Aim ->
Give all the lines below again, exactly, with no pictures.

Rows from a figure dataset
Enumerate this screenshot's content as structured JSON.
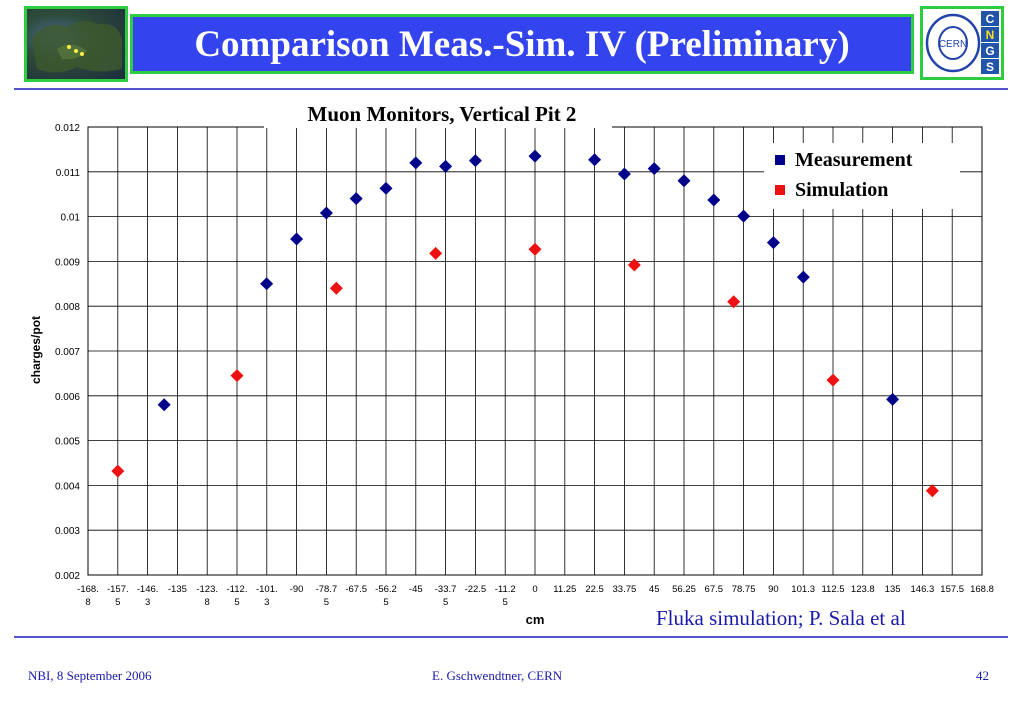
{
  "slide": {
    "title": "Comparison Meas.-Sim. IV (Preliminary)",
    "credit": "Fluka simulation; P. Sala et al",
    "footer_left": "NBI, 8 September 2006",
    "footer_center": "E. Gschwendtner, CERN",
    "footer_right": "42",
    "logo_text": "CERN",
    "logo_letters": [
      "C",
      "N",
      "G",
      "S"
    ]
  },
  "colors": {
    "title_bg": "#3344ee",
    "frame": "#2ecc40",
    "measurement": "#00008b",
    "simulation": "#ee1111",
    "text_blue": "#1a1aaa"
  },
  "chart_data": {
    "type": "scatter",
    "title": "Muon Monitors, Vertical Pit 2",
    "xlabel": "cm",
    "ylabel": "charges/pot",
    "ylim": [
      0.002,
      0.012
    ],
    "yticks": [
      "0.002",
      "0.003",
      "0.004",
      "0.005",
      "0.006",
      "0.007",
      "0.008",
      "0.009",
      "0.01",
      "0.011",
      "0.012"
    ],
    "categories": [
      [
        "-168.",
        "8"
      ],
      [
        "-157.",
        "5"
      ],
      [
        "-146.",
        "3"
      ],
      [
        "-135"
      ],
      [
        "-123.",
        "8"
      ],
      [
        "-112.",
        "5"
      ],
      [
        "-101.",
        "3"
      ],
      [
        "-90"
      ],
      [
        "-78.7",
        "5"
      ],
      [
        "-67.5"
      ],
      [
        "-56.2",
        "5"
      ],
      [
        "-45"
      ],
      [
        "-33.7",
        "5"
      ],
      [
        "-22.5"
      ],
      [
        "-11.2",
        "5"
      ],
      [
        "0"
      ],
      [
        "11.25"
      ],
      [
        "22.5"
      ],
      [
        "33.75"
      ],
      [
        "45"
      ],
      [
        "56.25"
      ],
      [
        "67.5"
      ],
      [
        "78.75"
      ],
      [
        "90"
      ],
      [
        "101.3"
      ],
      [
        "112.5"
      ],
      [
        "123.8"
      ],
      [
        "135"
      ],
      [
        "146.3"
      ],
      [
        "157.5"
      ],
      [
        "168.8"
      ]
    ],
    "grid": true,
    "legend": "top-right",
    "series": [
      {
        "name": "Measurement",
        "marker": "diamond",
        "points": [
          [
            -140,
            0.0058
          ],
          [
            -101.3,
            0.0085
          ],
          [
            -90,
            0.0095
          ],
          [
            -78.75,
            0.01008
          ],
          [
            -67.5,
            0.0104
          ],
          [
            -56.25,
            0.01063
          ],
          [
            -45,
            0.0112
          ],
          [
            -33.75,
            0.01112
          ],
          [
            -22.5,
            0.01125
          ],
          [
            0,
            0.01135
          ],
          [
            22.5,
            0.01127
          ],
          [
            33.75,
            0.01095
          ],
          [
            45,
            0.01107
          ],
          [
            56.25,
            0.0108
          ],
          [
            67.5,
            0.01037
          ],
          [
            78.75,
            0.01001
          ],
          [
            90,
            0.00942
          ],
          [
            101.3,
            0.00865
          ],
          [
            135,
            0.00592
          ]
        ]
      },
      {
        "name": "Simulation",
        "marker": "diamond",
        "points": [
          [
            -157.5,
            0.00432
          ],
          [
            -112.5,
            0.00645
          ],
          [
            -75,
            0.0084
          ],
          [
            -37.5,
            0.00918
          ],
          [
            0,
            0.00927
          ],
          [
            37.5,
            0.00892
          ],
          [
            75,
            0.0081
          ],
          [
            112.5,
            0.00635
          ],
          [
            150,
            0.00388
          ]
        ]
      }
    ]
  }
}
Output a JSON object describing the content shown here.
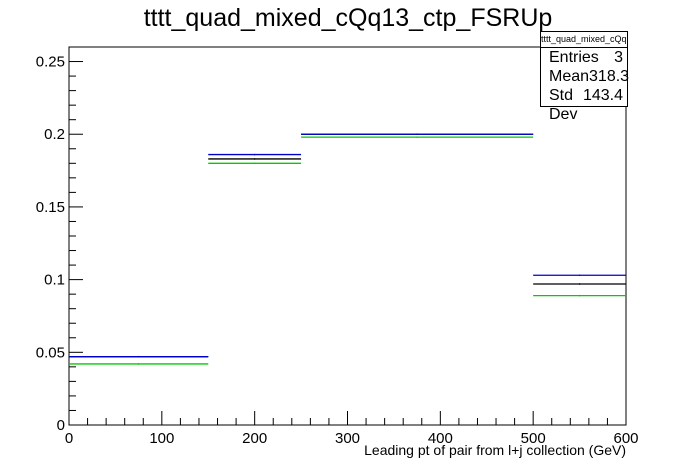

Complete output ->
Enumerate this screenshot's content as structured JSON.
{
  "slide": {
    "title": "Comparison Meas.-Sim. IV (Preliminary)",
    "credit": "Fluka simulation; P. Sala et al",
    "footer_left": "NBI, 8 September 2006",
    "footer_center": "E. Gschwendtner, CERN",
    "footer_right": "42",
    "logo_text": "CERN",
    "logo_letters": [
      "C",
      "N",
      "G",
      "S"
    ]
  },
  "colors": {
    "title_bg": "#3344ee",
    "frame": "#2ecc40",
    "measurement": "#00008b",
    "simulation": "#ee1111",
    "text_blue": "#1a1aaa"
  },
  "chart_data": {
    "type": "scatter",
    "title": "Muon Monitors, Vertical Pit 2",
    "xlabel": "cm",
    "ylabel": "charges/pot",
    "ylim": [
      0.002,
      0.012
    ],
    "yticks": [
      "0.002",
      "0.003",
      "0.004",
      "0.005",
      "0.006",
      "0.007",
      "0.008",
      "0.009",
      "0.01",
      "0.011",
      "0.012"
    ],
    "categories": [
      [
        "-168.",
        "8"
      ],
      [
        "-157.",
        "5"
      ],
      [
        "-146.",
        "3"
      ],
      [
        "-135"
      ],
      [
        "-123.",
        "8"
      ],
      [
        "-112.",
        "5"
      ],
      [
        "-101.",
        "3"
      ],
      [
        "-90"
      ],
      [
        "-78.7",
        "5"
      ],
      [
        "-67.5"
      ],
      [
        "-56.2",
        "5"
      ],
      [
        "-45"
      ],
      [
        "-33.7",
        "5"
      ],
      [
        "-22.5"
      ],
      [
        "-11.2",
        "5"
      ],
      [
        "0"
      ],
      [
        "11.25"
      ],
      [
        "22.5"
      ],
      [
        "33.75"
      ],
      [
        "45"
      ],
      [
        "56.25"
      ],
      [
        "67.5"
      ],
      [
        "78.75"
      ],
      [
        "90"
      ],
      [
        "101.3"
      ],
      [
        "112.5"
      ],
      [
        "123.8"
      ],
      [
        "135"
      ],
      [
        "146.3"
      ],
      [
        "157.5"
      ],
      [
        "168.8"
      ]
    ],
    "grid": true,
    "legend": "top-right",
    "series": [
      {
        "name": "Measurement",
        "marker": "diamond",
        "points": [
          [
            -140,
            0.0058
          ],
          [
            -101.3,
            0.0085
          ],
          [
            -90,
            0.0095
          ],
          [
            -78.75,
            0.01008
          ],
          [
            -67.5,
            0.0104
          ],
          [
            -56.25,
            0.01063
          ],
          [
            -45,
            0.0112
          ],
          [
            -33.75,
            0.01112
          ],
          [
            -22.5,
            0.01125
          ],
          [
            0,
            0.01135
          ],
          [
            22.5,
            0.01127
          ],
          [
            33.75,
            0.01095
          ],
          [
            45,
            0.01107
          ],
          [
            56.25,
            0.0108
          ],
          [
            67.5,
            0.01037
          ],
          [
            78.75,
            0.01001
          ],
          [
            90,
            0.00942
          ],
          [
            101.3,
            0.00865
          ],
          [
            135,
            0.00592
          ]
        ]
      },
      {
        "name": "Simulation",
        "marker": "diamond",
        "points": [
          [
            -157.5,
            0.00432
          ],
          [
            -112.5,
            0.00645
          ],
          [
            -75,
            0.0084
          ],
          [
            -37.5,
            0.00918
          ],
          [
            0,
            0.00927
          ],
          [
            37.5,
            0.00892
          ],
          [
            75,
            0.0081
          ],
          [
            112.5,
            0.00635
          ],
          [
            150,
            0.00388
          ]
        ]
      }
    ]
  }
}
Output a JSON object describing the content shown here.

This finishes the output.